───── GIVEN ENTRIES

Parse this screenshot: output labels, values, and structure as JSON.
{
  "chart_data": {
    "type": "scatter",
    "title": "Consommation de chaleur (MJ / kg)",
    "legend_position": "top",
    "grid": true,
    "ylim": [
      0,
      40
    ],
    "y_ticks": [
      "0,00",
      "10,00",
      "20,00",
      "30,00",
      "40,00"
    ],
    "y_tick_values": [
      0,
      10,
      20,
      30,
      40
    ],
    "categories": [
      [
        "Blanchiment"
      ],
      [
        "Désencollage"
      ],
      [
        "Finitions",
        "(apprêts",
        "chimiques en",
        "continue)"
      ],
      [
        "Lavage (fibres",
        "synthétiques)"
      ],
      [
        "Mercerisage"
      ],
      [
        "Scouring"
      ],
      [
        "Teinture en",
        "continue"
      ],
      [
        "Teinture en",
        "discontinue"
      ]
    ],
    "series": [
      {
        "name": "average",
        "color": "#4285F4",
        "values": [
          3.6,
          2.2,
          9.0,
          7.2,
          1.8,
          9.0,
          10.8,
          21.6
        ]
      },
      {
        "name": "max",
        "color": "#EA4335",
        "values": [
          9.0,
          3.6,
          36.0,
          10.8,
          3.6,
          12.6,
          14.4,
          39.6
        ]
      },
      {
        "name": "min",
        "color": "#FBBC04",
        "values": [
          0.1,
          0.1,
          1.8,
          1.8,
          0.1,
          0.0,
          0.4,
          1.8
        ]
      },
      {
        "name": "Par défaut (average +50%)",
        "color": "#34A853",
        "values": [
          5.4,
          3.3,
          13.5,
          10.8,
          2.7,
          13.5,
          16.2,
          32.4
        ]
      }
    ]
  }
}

──────────

Write out the whole listing exactly.

Parse this screenshot: output labels, values, and structure as JSON.
{
  "chart_data": {
    "type": "scatter",
    "title": "Consommation de chaleur (MJ / kg)",
    "legend_position": "top",
    "grid": true,
    "ylim": [
      0,
      40
    ],
    "y_ticks": [
      "0,00",
      "10,00",
      "20,00",
      "30,00",
      "40,00"
    ],
    "y_tick_values": [
      0,
      10,
      20,
      30,
      40
    ],
    "categories": [
      [
        "Blanchiment"
      ],
      [
        "Désencollage"
      ],
      [
        "Finitions",
        "(apprêts",
        "chimiques en",
        "continue)"
      ],
      [
        "Lavage (fibres",
        "synthétiques)"
      ],
      [
        "Mercerisage"
      ],
      [
        "Scouring"
      ],
      [
        "Teinture en",
        "continue"
      ],
      [
        "Teinture en",
        "discontinue"
      ]
    ],
    "series": [
      {
        "name": "average",
        "color": "#4285F4",
        "values": [
          3.6,
          2.2,
          9.0,
          7.2,
          1.8,
          9.0,
          10.8,
          21.6
        ]
      },
      {
        "name": "max",
        "color": "#EA4335",
        "values": [
          9.0,
          3.6,
          36.0,
          10.8,
          3.6,
          12.6,
          14.4,
          39.6
        ]
      },
      {
        "name": "min",
        "color": "#FBBC04",
        "values": [
          0.1,
          0.1,
          1.8,
          1.8,
          0.1,
          0.0,
          0.4,
          1.8
        ]
      },
      {
        "name": "Par défaut (average +50%)",
        "color": "#34A853",
        "values": [
          5.4,
          3.3,
          13.5,
          10.8,
          2.7,
          13.5,
          16.2,
          32.4
        ]
      }
    ]
  }
}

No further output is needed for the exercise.